WHAT NEEDS TO BE DONE -
Return the lines of the records word for word, starting with the first line and ending with the line that contains "nav-home[interactable]: Home (1374, 24, 1462, 65)", including that line.

Records from a dataset:
>>>>

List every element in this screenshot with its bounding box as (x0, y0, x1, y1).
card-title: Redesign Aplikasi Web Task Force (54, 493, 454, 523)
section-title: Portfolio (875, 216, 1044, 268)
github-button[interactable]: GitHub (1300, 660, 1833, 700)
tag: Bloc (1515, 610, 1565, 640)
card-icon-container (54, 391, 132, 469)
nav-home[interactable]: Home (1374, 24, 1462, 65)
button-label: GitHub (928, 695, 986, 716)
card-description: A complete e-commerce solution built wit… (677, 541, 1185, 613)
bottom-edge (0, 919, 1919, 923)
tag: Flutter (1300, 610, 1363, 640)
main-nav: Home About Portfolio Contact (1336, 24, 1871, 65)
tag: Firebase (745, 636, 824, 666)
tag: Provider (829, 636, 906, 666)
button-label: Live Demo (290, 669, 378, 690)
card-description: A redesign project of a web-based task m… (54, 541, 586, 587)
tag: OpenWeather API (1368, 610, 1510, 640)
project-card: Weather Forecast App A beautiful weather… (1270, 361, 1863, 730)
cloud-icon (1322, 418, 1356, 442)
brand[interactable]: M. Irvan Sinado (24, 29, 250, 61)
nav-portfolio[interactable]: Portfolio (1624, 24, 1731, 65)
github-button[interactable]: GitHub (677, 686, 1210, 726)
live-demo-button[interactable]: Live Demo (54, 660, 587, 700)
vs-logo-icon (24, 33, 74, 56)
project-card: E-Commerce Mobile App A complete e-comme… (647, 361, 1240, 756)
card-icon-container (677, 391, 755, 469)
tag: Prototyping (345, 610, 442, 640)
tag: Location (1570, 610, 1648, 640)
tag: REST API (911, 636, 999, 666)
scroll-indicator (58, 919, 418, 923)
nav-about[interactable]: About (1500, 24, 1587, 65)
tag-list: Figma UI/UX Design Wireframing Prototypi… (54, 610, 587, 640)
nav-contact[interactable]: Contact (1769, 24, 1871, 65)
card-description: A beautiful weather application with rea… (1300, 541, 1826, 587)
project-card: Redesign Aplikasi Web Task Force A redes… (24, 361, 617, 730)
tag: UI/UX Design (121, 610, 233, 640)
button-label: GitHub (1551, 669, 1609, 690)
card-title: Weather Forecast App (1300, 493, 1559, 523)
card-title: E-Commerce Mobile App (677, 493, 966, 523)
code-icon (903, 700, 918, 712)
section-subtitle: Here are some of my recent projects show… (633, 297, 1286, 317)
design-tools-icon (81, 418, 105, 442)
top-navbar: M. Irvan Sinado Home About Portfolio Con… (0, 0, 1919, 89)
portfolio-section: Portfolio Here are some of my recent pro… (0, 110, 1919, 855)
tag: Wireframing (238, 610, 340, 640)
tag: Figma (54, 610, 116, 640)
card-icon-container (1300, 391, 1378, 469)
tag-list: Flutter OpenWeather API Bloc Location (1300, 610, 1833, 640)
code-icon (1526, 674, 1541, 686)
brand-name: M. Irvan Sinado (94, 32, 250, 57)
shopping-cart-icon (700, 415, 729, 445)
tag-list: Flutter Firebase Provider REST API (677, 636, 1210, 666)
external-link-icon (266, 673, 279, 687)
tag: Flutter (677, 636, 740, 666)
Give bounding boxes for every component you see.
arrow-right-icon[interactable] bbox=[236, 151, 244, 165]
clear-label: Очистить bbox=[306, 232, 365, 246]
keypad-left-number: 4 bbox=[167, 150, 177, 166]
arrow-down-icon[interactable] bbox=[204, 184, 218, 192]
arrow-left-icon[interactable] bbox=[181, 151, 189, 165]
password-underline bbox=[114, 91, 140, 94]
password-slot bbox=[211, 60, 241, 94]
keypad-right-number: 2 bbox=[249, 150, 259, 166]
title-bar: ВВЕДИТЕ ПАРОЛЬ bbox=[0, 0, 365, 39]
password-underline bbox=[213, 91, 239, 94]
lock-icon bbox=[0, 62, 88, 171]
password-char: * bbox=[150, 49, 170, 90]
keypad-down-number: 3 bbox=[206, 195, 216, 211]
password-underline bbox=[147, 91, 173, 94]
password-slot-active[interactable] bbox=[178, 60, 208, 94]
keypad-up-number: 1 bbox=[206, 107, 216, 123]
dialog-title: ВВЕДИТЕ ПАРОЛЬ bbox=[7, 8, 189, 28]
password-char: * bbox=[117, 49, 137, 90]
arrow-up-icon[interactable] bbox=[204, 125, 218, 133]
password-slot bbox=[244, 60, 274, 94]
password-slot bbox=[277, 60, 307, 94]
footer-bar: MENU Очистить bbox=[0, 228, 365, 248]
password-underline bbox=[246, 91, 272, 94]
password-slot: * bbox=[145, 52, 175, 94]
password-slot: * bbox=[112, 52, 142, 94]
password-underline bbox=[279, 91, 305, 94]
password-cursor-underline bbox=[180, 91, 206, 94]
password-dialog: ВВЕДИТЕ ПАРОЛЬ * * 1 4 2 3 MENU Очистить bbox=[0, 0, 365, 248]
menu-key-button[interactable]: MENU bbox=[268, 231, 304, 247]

<<<<

COMPLETED TASK -
List every element in this screenshot with its bounding box as (x0, y0, x1, y1).
card-title: Redesign Aplikasi Web Task Force (54, 493, 454, 523)
section-title: Portfolio (875, 216, 1044, 268)
github-button[interactable]: GitHub (1300, 660, 1833, 700)
tag: Bloc (1515, 610, 1565, 640)
card-icon-container (54, 391, 132, 469)
nav-home[interactable]: Home (1374, 24, 1462, 65)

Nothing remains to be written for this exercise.